▶ _WHAT THE EXERCISE ASKS_: Go through the listing and write out all of it exactly.
┏━━
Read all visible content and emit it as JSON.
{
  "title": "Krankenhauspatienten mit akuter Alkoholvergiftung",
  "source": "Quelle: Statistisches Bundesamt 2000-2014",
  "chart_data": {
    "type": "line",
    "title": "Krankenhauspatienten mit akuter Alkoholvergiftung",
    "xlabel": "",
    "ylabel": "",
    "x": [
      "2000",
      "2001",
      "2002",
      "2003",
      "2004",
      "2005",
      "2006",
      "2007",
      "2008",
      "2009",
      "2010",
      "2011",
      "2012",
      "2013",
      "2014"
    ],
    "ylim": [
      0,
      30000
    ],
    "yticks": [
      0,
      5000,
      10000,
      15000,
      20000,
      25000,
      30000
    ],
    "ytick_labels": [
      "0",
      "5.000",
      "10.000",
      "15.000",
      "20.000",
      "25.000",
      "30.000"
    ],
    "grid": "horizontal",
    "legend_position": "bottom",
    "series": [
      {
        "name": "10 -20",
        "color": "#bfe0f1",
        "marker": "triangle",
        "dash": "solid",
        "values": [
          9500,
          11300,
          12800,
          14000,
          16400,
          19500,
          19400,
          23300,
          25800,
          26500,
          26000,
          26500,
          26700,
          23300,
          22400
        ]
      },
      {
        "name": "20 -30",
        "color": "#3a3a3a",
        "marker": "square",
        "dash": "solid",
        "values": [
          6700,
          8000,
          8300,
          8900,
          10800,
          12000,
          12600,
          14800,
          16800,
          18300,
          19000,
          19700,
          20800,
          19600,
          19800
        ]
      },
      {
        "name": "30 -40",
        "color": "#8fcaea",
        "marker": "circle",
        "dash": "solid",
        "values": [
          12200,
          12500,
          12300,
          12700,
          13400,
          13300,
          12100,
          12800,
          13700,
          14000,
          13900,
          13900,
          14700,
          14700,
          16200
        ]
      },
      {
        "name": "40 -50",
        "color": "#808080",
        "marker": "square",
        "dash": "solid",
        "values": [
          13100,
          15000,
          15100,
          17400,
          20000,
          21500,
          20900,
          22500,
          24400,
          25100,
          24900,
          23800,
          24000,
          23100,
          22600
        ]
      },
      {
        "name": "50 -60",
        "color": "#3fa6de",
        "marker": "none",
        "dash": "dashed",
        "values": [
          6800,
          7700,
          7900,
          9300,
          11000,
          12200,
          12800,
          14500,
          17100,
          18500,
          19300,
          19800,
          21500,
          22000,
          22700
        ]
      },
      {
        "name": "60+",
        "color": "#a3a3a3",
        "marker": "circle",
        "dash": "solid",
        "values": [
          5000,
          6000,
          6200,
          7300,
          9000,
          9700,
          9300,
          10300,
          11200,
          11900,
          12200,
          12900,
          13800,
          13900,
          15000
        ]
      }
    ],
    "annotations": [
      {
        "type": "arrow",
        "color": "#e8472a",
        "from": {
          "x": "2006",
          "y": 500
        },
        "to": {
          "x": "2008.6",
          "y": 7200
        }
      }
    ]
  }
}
┗━━
▶ _CORRECT RESULT_:
Read all visible content and emit it as JSON.
{
  "title": "Krankenhauspatienten mit akuter Alkoholvergiftung",
  "source": "Quelle: Statistisches Bundesamt 2000-2014",
  "chart_data": {
    "type": "line",
    "title": "Krankenhauspatienten mit akuter Alkoholvergiftung",
    "xlabel": "",
    "ylabel": "",
    "x": [
      "2000",
      "2001",
      "2002",
      "2003",
      "2004",
      "2005",
      "2006",
      "2007",
      "2008",
      "2009",
      "2010",
      "2011",
      "2012",
      "2013",
      "2014"
    ],
    "ylim": [
      0,
      30000
    ],
    "yticks": [
      0,
      5000,
      10000,
      15000,
      20000,
      25000,
      30000
    ],
    "ytick_labels": [
      "0",
      "5.000",
      "10.000",
      "15.000",
      "20.000",
      "25.000",
      "30.000"
    ],
    "grid": "horizontal",
    "legend_position": "bottom",
    "series": [
      {
        "name": "10 -20",
        "color": "#bfe0f1",
        "marker": "triangle",
        "dash": "solid",
        "values": [
          9500,
          11300,
          12800,
          14000,
          16400,
          19500,
          19400,
          23300,
          25800,
          26500,
          26000,
          26500,
          26700,
          23300,
          22400
        ]
      },
      {
        "name": "20 -30",
        "color": "#3a3a3a",
        "marker": "square",
        "dash": "solid",
        "values": [
          6700,
          8000,
          8300,
          8900,
          10800,
          12000,
          12600,
          14800,
          16800,
          18300,
          19000,
          19700,
          20800,
          19600,
          19800
        ]
      },
      {
        "name": "30 -40",
        "color": "#8fcaea",
        "marker": "circle",
        "dash": "solid",
        "values": [
          12200,
          12500,
          12300,
          12700,
          13400,
          13300,
          12100,
          12800,
          13700,
          14000,
          13900,
          13900,
          14700,
          14700,
          16200
        ]
      },
      {
        "name": "40 -50",
        "color": "#808080",
        "marker": "square",
        "dash": "solid",
        "values": [
          13100,
          15000,
          15100,
          17400,
          20000,
          21500,
          20900,
          22500,
          24400,
          25100,
          24900,
          23800,
          24000,
          23100,
          22600
        ]
      },
      {
        "name": "50 -60",
        "color": "#3fa6de",
        "marker": "none",
        "dash": "dashed",
        "values": [
          6800,
          7700,
          7900,
          9300,
          11000,
          12200,
          12800,
          14500,
          17100,
          18500,
          19300,
          19800,
          21500,
          22000,
          22700
        ]
      },
      {
        "name": "60+",
        "color": "#a3a3a3",
        "marker": "circle",
        "dash": "solid",
        "values": [
          5000,
          6000,
          6200,
          7300,
          9000,
          9700,
          9300,
          10300,
          11200,
          11900,
          12200,
          12900,
          13800,
          13900,
          15000
        ]
      }
    ],
    "annotations": [
      {
        "type": "arrow",
        "color": "#e8472a",
        "from": {
          "x": "2006",
          "y": 500
        },
        "to": {
          "x": "2008.6",
          "y": 7200
        }
      }
    ]
  }
}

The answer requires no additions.